• Written request: Find the word "title" in the material below and gather every line that contains it.

Stored dataset items:
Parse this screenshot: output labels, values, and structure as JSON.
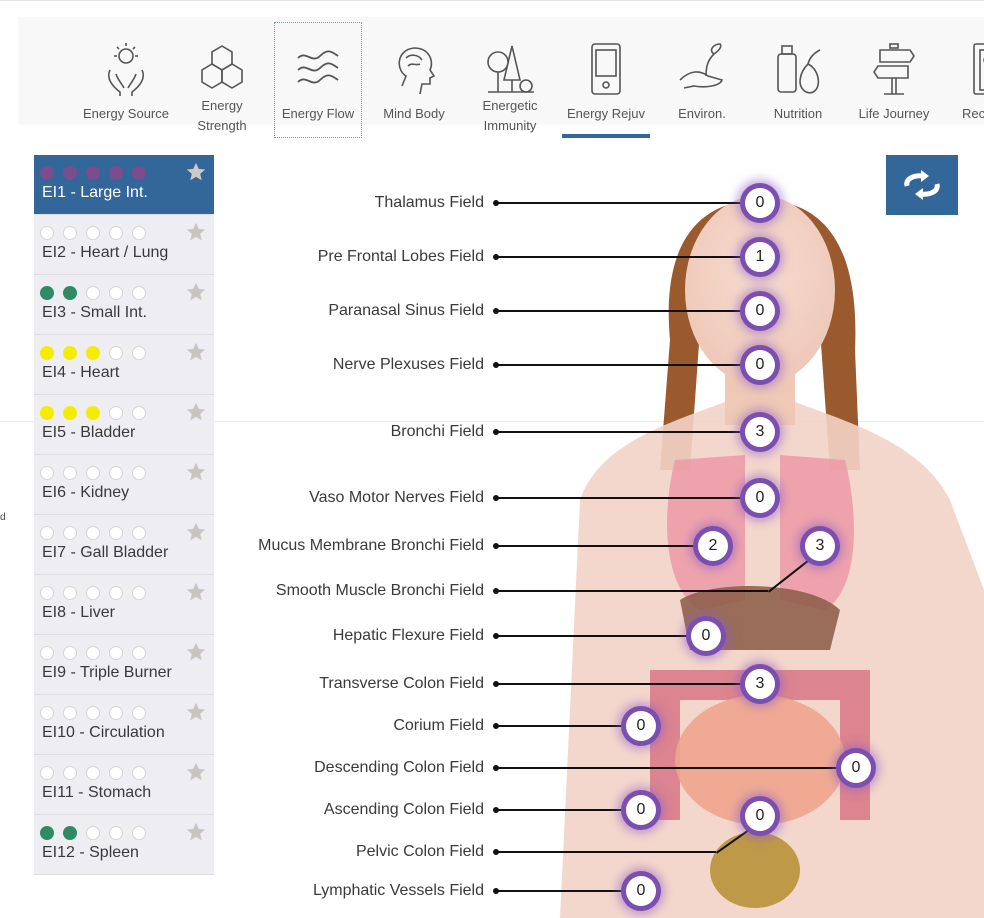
{
  "tabs": [
    {
      "label": "Energy Source",
      "icon": "hands-sun-icon"
    },
    {
      "label": "Energy Strength",
      "icon": "hexagons-icon"
    },
    {
      "label": "Energy Flow",
      "icon": "waves-icon",
      "focused": true
    },
    {
      "label": "Mind Body",
      "icon": "brain-head-icon"
    },
    {
      "label": "Energetic Immunity",
      "icon": "trees-icon"
    },
    {
      "label": "Energy Rejuv",
      "icon": "device-icon",
      "selected": true
    },
    {
      "label": "Environ.",
      "icon": "plant-hand-icon"
    },
    {
      "label": "Nutrition",
      "icon": "bottle-pear-icon"
    },
    {
      "label": "Life Journey",
      "icon": "signpost-icon"
    },
    {
      "label": "Rec",
      "icon": "document-icon"
    }
  ],
  "tab_lines": {
    "energy_strength": [
      "Energy",
      "Strength"
    ],
    "energetic_immunity": [
      "Energetic",
      "Immunity"
    ]
  },
  "colors": {
    "accent": "#336699",
    "purple": "#7b4d8c",
    "green": "#2e8b65",
    "yellow": "#f5ec00",
    "empty": "#ffffff"
  },
  "sidebar": {
    "items": [
      {
        "name": "EI1 - Large Int.",
        "dots": [
          "purple",
          "purple",
          "purple",
          "purple",
          "purple"
        ],
        "active": true
      },
      {
        "name": "EI2 - Heart / Lung",
        "dots": [
          "empty",
          "empty",
          "empty",
          "empty",
          "empty"
        ]
      },
      {
        "name": "EI3 - Small Int.",
        "dots": [
          "green",
          "green",
          "empty",
          "empty",
          "empty"
        ]
      },
      {
        "name": "EI4 - Heart",
        "dots": [
          "yellow",
          "yellow",
          "yellow",
          "empty",
          "empty"
        ]
      },
      {
        "name": "EI5 - Bladder",
        "dots": [
          "yellow",
          "yellow",
          "yellow",
          "empty",
          "empty"
        ]
      },
      {
        "name": "EI6 - Kidney",
        "dots": [
          "empty",
          "empty",
          "empty",
          "empty",
          "empty"
        ]
      },
      {
        "name": "EI7 - Gall Bladder",
        "dots": [
          "empty",
          "empty",
          "empty",
          "empty",
          "empty"
        ]
      },
      {
        "name": "EI8 - Liver",
        "dots": [
          "empty",
          "empty",
          "empty",
          "empty",
          "empty"
        ]
      },
      {
        "name": "EI9 - Triple Burner",
        "dots": [
          "empty",
          "empty",
          "empty",
          "empty",
          "empty"
        ]
      },
      {
        "name": "EI10 - Circulation",
        "dots": [
          "empty",
          "empty",
          "empty",
          "empty",
          "empty"
        ]
      },
      {
        "name": "EI11 - Stomach",
        "dots": [
          "empty",
          "empty",
          "empty",
          "empty",
          "empty"
        ]
      },
      {
        "name": "EI12 - Spleen",
        "dots": [
          "green",
          "green",
          "empty",
          "empty",
          "empty"
        ]
      }
    ]
  },
  "refresh_button": {
    "icon": "refresh-icon"
  },
  "fields": [
    {
      "label": "Thalamus Field",
      "value": "0"
    },
    {
      "label": "Pre Frontal Lobes Field",
      "value": "1"
    },
    {
      "label": "Paranasal Sinus Field",
      "value": "0"
    },
    {
      "label": "Nerve Plexuses Field",
      "value": "0"
    },
    {
      "label": "Bronchi Field",
      "value": "3"
    },
    {
      "label": "Vaso Motor Nerves Field",
      "value": "0"
    },
    {
      "label": "Mucus Membrane Bronchi Field",
      "value": "2"
    },
    {
      "label": "Smooth Muscle Bronchi Field",
      "value": "3"
    },
    {
      "label": "Hepatic Flexure Field",
      "value": "0"
    },
    {
      "label": "Transverse Colon Field",
      "value": "3"
    },
    {
      "label": "Corium Field",
      "value": "0"
    },
    {
      "label": "Descending Colon Field",
      "value": "0"
    },
    {
      "label": "Ascending Colon Field",
      "value": "0"
    },
    {
      "label": "Pelvic Colon Field",
      "value": "0"
    },
    {
      "label": "Lymphatic Vessels Field",
      "value": "0"
    }
  ],
  "cut_text": "d"
}
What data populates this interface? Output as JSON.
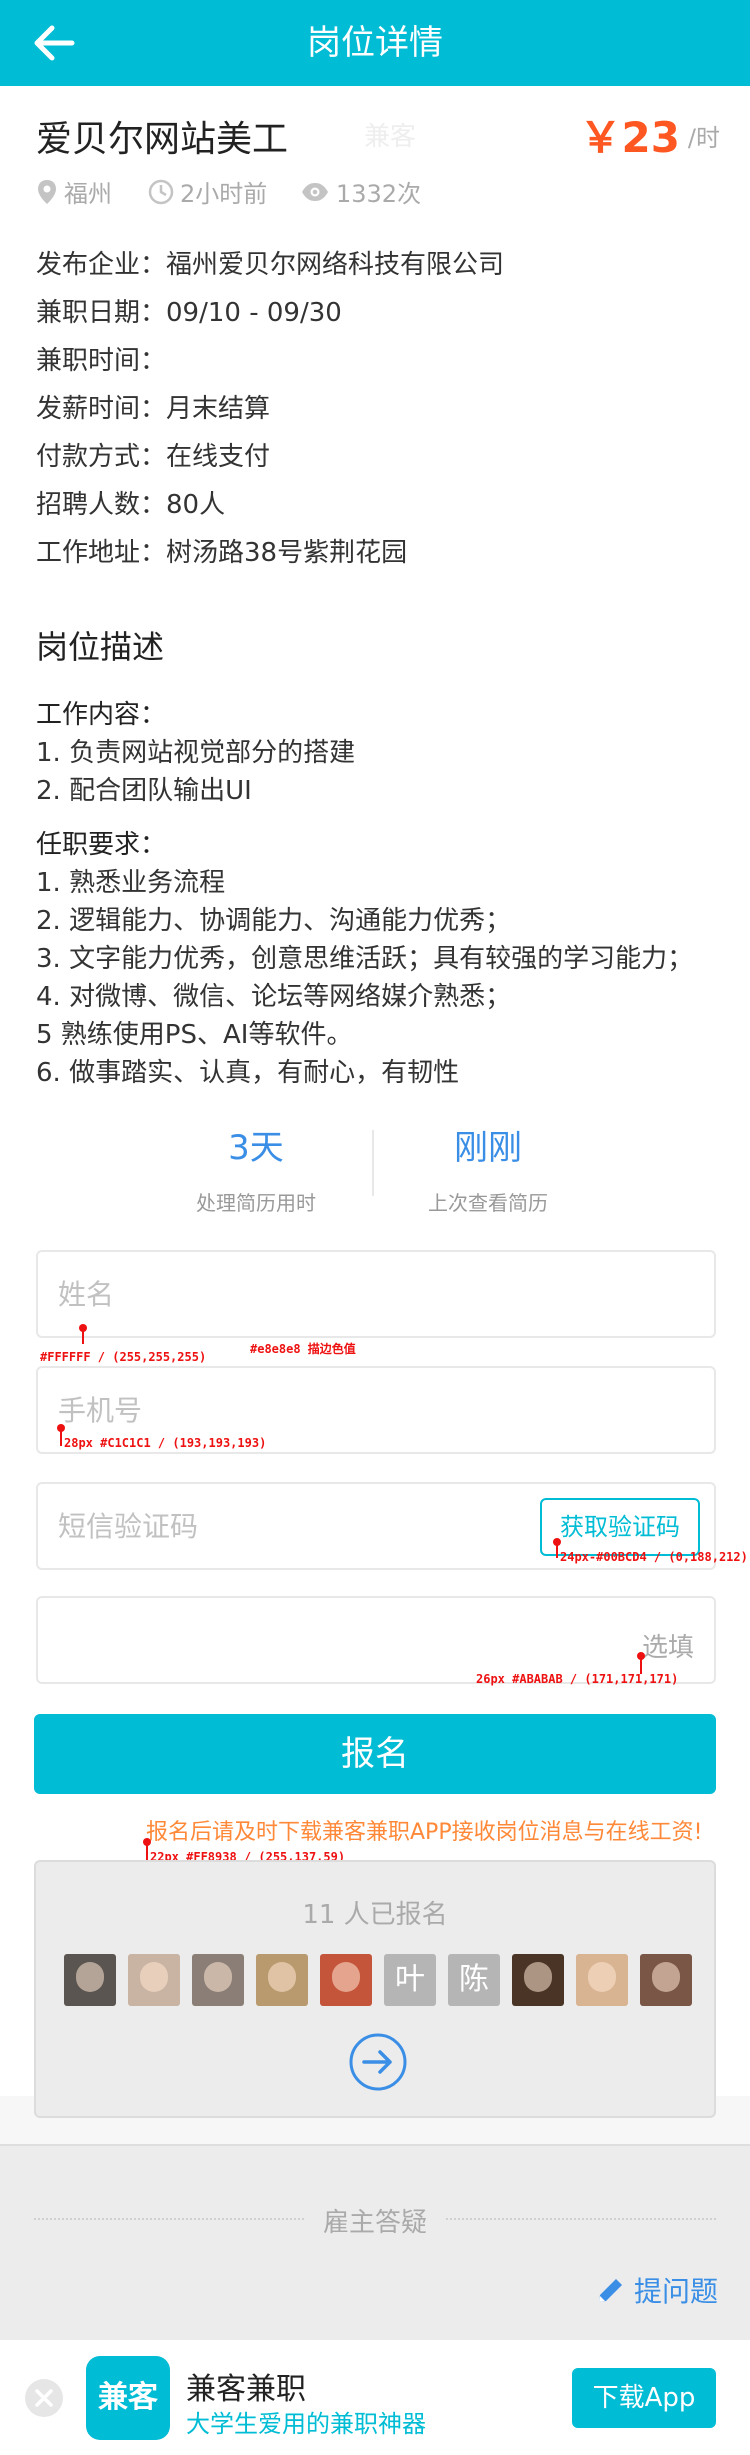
{
  "header": {
    "title": "岗位详情"
  },
  "job": {
    "title": "爱贝尔网站美工",
    "ad_tag": "兼客",
    "price": "￥23",
    "price_unit": "/时",
    "location": "福州",
    "posted": "2小时前",
    "views": "1332次",
    "fields": [
      {
        "label": "发布企业：",
        "value": "福州爱贝尔网络科技有限公司"
      },
      {
        "label": "兼职日期：",
        "value": "09/10 - 09/30"
      },
      {
        "label": "兼职时间：",
        "value": ""
      },
      {
        "label": "发薪时间：",
        "value": "月末结算"
      },
      {
        "label": "付款方式：",
        "value": "在线支付"
      },
      {
        "label": "招聘人数：",
        "value": "80人"
      },
      {
        "label": "工作地址：",
        "value": "树汤路38号紫荆花园"
      }
    ]
  },
  "description": {
    "title": "岗位描述",
    "content_head": "工作内容：",
    "content": [
      "1. 负责网站视觉部分的搭建",
      "2. 配合团队输出UI"
    ],
    "req_head": "任职要求：",
    "requirements": [
      "1. 熟悉业务流程",
      "2. 逻辑能力、协调能力、沟通能力优秀；",
      "3. 文字能力优秀，创意思维活跃；具有较强的学习能力；",
      "4. 对微博、微信、论坛等网络媒介熟悉；",
      "5 熟练使用PS、AI等软件。",
      "6. 做事踏实、认真，有耐心，有韧性"
    ]
  },
  "stats": [
    {
      "value": "3天",
      "label": "处理简历用时"
    },
    {
      "value": "刚刚",
      "label": "上次查看简历"
    }
  ],
  "form": {
    "name_placeholder": "姓名",
    "phone_placeholder": "手机号",
    "code_placeholder": "短信验证码",
    "code_button": "获取验证码",
    "optional_label": "选填",
    "submit": "报名",
    "notice": "报名后请及时下载兼客兼职APP接收岗位消息与在线工资!"
  },
  "annotations": {
    "a1": "#FFFFFF / (255,255,255)",
    "a2": "#e8e8e8  描边色值",
    "a3": "28px #C1C1C1 / (193,193,193)",
    "a4": "24px-#00BCD4 / (0,188,212)",
    "a5": "26px #ABABAB / (171,171,171)",
    "a6": "22px #FF8938 / (255,137,59)"
  },
  "applicants": {
    "count_text": "11 人已报名",
    "avatars": [
      {
        "kind": "photo",
        "color": "#5a5550"
      },
      {
        "kind": "photo",
        "color": "#c9b3a2"
      },
      {
        "kind": "photo",
        "color": "#8a7e76"
      },
      {
        "kind": "photo",
        "color": "#b89a6e"
      },
      {
        "kind": "photo",
        "color": "#c4553a"
      },
      {
        "kind": "text",
        "text": "叶"
      },
      {
        "kind": "text",
        "text": "陈"
      },
      {
        "kind": "photo",
        "color": "#4a3426"
      },
      {
        "kind": "photo",
        "color": "#d8b493"
      },
      {
        "kind": "photo",
        "color": "#7a5646"
      }
    ]
  },
  "qa": {
    "title": "雇主答疑",
    "ask": "提问题"
  },
  "banner": {
    "logo": "兼客",
    "name": "兼客兼职",
    "tagline": "大学生爱用的兼职神器",
    "download": "下载App"
  },
  "colors": {
    "accent": "#00bcd4",
    "price": "#ff5722",
    "link": "#3a8ee6",
    "notice": "#ff8938"
  }
}
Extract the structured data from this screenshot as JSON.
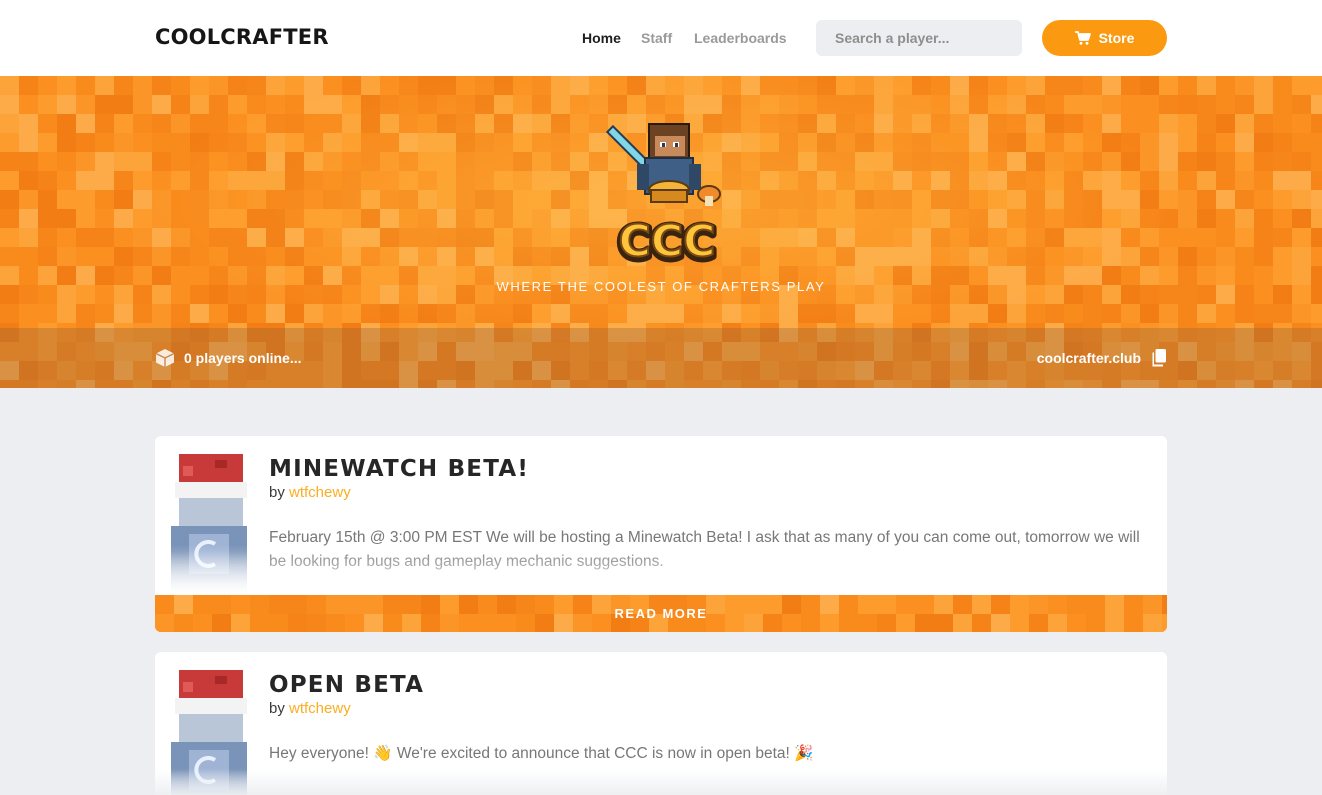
{
  "brand": "COOLCRAFTER",
  "nav": {
    "links": [
      {
        "label": "Home",
        "active": true
      },
      {
        "label": "Staff",
        "active": false
      },
      {
        "label": "Leaderboards",
        "active": false
      }
    ],
    "search_placeholder": "Search a player...",
    "store_label": "Store",
    "store_icon": "cart-icon"
  },
  "hero": {
    "logo_text": "CCC",
    "tagline": "WHERE THE COOLEST OF CRAFTERS PLAY",
    "players_online": "0 players online...",
    "server_ip": "coolcrafter.club",
    "online_icon": "cube-icon",
    "copy_icon": "copy-icon"
  },
  "posts": [
    {
      "title": "MINEWATCH BETA!",
      "by": "by",
      "author": "wtfchewy",
      "excerpt": "February 15th @ 3:00 PM EST We will be hosting a Minewatch Beta! I ask that as many of you can come out, tomorrow we will be looking for bugs and gameplay mechanic suggestions.",
      "read_more": "READ MORE"
    },
    {
      "title": "OPEN BETA",
      "by": "by",
      "author": "wtfchewy",
      "excerpt": "Hey everyone! 👋 We're excited to announce that CCC is now in open beta! 🎉"
    }
  ],
  "colors": {
    "accent": "#fb9a10",
    "hero_orange": "#fb9020",
    "author": "#fbae22",
    "background": "#eceef1"
  }
}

• Solution for this task:
    "title": "岗位详情"
    "title": "爱贝尔网站美工",
    "title": "岗位描述",
    "title": "雇主答疑",
      "title": "MINEWATCH BETA!",
      "title": "OPEN BETA",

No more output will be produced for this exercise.